**TO BE DONE:** Format the portion of the listing from its first line through the line containing "toc-entry-page: 52 (775, 518, 790, 543)" as a JSON list of strings, with one string per line and blank lines omitted.

■ ■ ■

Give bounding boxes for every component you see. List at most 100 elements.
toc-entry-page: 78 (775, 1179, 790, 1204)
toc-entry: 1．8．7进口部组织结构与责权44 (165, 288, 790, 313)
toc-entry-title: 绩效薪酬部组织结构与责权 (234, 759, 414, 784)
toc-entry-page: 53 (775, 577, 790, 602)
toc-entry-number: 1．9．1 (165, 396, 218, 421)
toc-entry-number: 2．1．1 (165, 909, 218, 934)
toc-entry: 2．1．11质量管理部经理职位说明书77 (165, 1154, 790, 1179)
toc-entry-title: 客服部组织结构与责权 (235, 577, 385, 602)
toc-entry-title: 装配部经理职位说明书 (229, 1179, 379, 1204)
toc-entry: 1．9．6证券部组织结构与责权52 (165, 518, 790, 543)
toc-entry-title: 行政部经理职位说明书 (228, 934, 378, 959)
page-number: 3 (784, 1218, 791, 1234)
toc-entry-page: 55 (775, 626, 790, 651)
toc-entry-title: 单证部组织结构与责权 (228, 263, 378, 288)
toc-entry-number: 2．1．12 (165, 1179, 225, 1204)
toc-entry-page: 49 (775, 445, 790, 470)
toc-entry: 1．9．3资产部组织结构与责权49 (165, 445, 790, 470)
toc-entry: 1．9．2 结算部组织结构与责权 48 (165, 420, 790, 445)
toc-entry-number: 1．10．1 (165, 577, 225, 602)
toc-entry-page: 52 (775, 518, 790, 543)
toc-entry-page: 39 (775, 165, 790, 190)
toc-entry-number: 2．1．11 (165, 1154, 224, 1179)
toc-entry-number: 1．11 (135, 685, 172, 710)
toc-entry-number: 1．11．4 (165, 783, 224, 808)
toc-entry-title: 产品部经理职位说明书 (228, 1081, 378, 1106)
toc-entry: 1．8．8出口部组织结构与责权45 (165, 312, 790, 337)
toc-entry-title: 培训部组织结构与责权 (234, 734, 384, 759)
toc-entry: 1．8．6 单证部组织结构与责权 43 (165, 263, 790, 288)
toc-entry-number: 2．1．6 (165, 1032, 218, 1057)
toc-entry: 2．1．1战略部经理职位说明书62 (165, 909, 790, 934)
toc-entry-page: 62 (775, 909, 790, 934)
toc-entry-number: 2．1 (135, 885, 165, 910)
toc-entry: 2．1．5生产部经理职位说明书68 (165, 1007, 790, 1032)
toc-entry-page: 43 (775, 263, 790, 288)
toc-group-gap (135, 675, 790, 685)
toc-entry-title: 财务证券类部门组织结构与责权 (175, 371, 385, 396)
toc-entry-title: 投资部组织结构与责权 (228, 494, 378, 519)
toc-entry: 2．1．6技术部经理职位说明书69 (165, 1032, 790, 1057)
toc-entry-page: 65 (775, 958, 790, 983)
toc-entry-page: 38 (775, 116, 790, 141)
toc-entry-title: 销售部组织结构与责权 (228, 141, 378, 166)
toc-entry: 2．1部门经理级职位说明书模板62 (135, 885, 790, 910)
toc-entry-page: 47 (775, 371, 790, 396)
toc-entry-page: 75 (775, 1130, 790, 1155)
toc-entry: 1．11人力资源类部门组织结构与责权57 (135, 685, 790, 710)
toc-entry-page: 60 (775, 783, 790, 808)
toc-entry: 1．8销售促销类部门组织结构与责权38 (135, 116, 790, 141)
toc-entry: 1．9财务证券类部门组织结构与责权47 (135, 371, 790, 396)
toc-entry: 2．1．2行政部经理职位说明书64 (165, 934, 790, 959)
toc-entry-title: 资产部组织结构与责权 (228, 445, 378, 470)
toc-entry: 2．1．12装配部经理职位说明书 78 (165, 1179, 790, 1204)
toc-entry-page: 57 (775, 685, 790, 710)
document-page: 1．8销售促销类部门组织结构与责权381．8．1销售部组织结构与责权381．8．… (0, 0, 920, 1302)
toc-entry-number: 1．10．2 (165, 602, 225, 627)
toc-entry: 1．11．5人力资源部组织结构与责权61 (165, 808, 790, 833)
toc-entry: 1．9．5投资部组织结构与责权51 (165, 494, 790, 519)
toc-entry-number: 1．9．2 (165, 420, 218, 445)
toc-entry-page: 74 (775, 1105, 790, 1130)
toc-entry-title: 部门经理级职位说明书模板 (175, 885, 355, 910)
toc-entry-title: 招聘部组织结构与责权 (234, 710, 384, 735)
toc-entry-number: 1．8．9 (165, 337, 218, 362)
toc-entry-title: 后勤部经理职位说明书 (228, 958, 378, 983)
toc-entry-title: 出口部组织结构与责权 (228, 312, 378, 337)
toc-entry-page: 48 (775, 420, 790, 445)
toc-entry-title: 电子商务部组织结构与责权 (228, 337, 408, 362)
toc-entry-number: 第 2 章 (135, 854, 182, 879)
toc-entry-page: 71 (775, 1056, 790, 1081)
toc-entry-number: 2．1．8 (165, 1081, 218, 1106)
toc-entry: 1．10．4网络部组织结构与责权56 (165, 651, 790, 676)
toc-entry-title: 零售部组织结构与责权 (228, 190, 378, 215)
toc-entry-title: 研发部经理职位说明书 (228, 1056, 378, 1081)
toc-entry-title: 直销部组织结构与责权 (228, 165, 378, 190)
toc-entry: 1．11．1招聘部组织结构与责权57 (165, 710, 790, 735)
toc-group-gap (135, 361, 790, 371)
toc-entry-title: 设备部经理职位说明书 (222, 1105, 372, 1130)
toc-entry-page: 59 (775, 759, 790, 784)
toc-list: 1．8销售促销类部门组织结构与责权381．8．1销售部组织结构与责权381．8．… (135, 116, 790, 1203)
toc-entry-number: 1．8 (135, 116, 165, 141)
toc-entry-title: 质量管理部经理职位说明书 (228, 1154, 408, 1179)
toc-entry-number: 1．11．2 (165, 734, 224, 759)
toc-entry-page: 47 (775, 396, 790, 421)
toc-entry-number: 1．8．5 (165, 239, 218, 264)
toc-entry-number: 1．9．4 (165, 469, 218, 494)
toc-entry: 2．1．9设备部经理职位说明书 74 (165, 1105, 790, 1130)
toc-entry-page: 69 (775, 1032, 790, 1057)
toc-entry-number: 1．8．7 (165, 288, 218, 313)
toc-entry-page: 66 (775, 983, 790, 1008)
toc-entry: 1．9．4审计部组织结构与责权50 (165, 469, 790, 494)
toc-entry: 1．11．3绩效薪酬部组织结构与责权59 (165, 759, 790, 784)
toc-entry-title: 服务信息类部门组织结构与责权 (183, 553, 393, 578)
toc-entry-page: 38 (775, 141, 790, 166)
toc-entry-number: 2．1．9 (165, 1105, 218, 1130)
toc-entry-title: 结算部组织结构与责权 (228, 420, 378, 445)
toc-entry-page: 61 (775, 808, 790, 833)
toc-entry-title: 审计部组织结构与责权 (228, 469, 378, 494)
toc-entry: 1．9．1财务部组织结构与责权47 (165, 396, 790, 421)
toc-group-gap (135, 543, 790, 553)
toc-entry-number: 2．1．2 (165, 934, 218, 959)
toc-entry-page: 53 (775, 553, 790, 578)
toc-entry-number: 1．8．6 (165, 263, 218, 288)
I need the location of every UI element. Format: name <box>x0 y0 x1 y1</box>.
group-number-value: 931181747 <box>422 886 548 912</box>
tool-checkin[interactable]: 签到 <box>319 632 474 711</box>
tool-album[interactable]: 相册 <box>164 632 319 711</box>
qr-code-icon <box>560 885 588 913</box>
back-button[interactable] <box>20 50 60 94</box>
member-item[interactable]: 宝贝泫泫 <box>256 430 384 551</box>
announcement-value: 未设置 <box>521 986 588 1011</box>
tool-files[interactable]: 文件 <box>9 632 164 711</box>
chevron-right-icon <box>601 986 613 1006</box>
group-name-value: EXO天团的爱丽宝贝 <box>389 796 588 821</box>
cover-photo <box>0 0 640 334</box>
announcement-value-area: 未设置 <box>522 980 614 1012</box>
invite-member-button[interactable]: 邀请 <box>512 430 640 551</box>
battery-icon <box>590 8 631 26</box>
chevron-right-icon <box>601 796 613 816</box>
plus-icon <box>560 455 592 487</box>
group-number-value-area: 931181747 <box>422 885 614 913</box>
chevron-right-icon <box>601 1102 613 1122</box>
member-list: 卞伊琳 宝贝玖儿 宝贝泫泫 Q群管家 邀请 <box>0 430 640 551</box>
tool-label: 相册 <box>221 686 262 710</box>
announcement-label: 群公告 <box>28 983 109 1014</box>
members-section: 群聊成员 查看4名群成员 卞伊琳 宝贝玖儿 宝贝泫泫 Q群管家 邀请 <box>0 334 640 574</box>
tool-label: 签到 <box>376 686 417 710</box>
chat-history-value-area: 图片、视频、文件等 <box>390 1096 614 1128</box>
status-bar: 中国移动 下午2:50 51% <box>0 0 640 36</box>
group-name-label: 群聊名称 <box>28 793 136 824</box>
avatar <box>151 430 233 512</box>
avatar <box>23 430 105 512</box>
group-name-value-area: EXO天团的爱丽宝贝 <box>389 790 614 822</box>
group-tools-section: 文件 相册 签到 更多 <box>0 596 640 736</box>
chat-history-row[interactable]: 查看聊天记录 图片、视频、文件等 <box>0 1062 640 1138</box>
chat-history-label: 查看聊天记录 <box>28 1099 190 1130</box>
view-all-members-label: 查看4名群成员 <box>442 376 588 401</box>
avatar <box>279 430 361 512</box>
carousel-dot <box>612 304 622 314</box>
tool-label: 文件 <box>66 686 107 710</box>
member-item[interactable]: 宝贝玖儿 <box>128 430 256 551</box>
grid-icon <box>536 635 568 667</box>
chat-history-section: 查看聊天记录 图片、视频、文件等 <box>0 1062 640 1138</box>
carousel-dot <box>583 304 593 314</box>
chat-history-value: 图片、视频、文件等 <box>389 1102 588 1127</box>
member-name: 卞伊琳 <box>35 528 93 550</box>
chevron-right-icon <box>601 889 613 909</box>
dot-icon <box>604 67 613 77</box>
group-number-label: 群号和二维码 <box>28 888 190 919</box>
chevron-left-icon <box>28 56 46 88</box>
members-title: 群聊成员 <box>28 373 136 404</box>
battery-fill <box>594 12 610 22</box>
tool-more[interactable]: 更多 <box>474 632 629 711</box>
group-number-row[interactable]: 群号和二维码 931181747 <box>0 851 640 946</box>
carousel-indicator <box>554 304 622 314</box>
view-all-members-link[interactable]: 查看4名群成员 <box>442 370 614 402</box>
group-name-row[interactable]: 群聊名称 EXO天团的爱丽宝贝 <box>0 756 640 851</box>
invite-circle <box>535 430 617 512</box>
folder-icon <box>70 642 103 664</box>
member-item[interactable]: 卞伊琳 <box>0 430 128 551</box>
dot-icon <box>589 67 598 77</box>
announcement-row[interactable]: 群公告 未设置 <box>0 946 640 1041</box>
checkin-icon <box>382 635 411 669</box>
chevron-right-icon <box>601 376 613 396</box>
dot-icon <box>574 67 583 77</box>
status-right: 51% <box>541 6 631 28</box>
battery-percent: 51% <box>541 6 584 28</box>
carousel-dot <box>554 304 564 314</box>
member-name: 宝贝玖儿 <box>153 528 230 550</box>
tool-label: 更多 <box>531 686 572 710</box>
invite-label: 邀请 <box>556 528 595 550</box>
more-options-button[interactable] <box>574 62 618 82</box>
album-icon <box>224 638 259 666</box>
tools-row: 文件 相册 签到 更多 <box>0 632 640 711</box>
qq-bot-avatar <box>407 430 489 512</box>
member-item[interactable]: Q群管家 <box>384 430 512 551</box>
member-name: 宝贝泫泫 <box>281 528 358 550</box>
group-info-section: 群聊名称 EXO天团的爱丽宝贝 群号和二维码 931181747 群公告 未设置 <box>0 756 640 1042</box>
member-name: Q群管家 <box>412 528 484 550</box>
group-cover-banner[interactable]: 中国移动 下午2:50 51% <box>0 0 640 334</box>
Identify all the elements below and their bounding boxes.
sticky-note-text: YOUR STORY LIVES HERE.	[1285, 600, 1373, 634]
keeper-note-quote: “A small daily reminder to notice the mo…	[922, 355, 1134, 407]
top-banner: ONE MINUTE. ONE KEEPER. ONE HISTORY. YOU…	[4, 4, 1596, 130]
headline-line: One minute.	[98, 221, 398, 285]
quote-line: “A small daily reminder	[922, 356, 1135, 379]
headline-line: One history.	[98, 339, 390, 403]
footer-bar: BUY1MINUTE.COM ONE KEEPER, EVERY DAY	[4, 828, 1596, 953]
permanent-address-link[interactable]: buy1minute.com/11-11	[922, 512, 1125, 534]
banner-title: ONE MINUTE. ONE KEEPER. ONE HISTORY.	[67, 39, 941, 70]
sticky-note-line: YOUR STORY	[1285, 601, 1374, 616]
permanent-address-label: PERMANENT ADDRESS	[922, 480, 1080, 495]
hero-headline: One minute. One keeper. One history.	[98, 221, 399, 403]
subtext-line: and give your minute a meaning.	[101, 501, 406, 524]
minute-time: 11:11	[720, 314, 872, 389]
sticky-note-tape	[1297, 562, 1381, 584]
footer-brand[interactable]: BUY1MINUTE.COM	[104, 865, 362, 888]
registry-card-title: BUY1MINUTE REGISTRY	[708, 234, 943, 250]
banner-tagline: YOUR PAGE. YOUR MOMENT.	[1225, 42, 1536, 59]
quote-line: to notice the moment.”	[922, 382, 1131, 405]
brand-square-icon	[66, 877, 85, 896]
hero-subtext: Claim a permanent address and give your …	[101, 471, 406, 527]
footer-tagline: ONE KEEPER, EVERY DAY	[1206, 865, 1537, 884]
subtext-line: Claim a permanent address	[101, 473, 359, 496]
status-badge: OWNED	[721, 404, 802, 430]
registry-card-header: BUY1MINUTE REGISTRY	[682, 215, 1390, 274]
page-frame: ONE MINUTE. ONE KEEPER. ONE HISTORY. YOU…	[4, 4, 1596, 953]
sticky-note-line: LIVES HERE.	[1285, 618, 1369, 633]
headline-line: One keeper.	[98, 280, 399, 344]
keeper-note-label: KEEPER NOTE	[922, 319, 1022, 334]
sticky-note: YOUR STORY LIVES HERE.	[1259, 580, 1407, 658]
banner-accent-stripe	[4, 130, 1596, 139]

■ ■ ■

**THE REPLY:**
[
  "Give bounding boxes for every component you see. List at most 100 elements.",
  "toc-entry-page: 78 (775, 1179, 790, 1204)",
  "toc-entry: 1．8．7进口部组织结构与责权44 (165, 288, 790, 313)",
  "toc-entry-title: 绩效薪酬部组织结构与责权 (234, 759, 414, 784)",
  "toc-entry-page: 53 (775, 577, 790, 602)",
  "toc-entry-number: 1．9．1 (165, 396, 218, 421)",
  "toc-entry-number: 2．1．1 (165, 909, 218, 934)",
  "toc-entry: 2．1．11质量管理部经理职位说明书77 (165, 1154, 790, 1179)",
  "toc-entry-title: 客服部组织结构与责权 (235, 577, 385, 602)",
  "toc-entry-title: 装配部经理职位说明书 (229, 1179, 379, 1204)",
  "toc-entry: 1．9．6证券部组织结构与责权52 (165, 518, 790, 543)",
  "toc-entry-title: 行政部经理职位说明书 (228, 934, 378, 959)",
  "page-number: 3 (784, 1218, 791, 1234)",
  "toc-entry-page: 55 (775, 626, 790, 651)",
  "toc-entry-title: 单证部组织结构与责权 (228, 263, 378, 288)",
  "toc-entry-number: 2．1．12 (165, 1179, 225, 1204)",
  "toc-entry-page: 49 (775, 445, 790, 470)",
  "toc-entry: 1．9．3资产部组织结构与责权49 (165, 445, 790, 470)",
  "toc-entry: 1．9．2 结算部组织结构与责权 48 (165, 420, 790, 445)",
  "toc-entry-number: 1．10．1 (165, 577, 225, 602)",
  "toc-entry-page: 52 (775, 518, 790, 543)"
]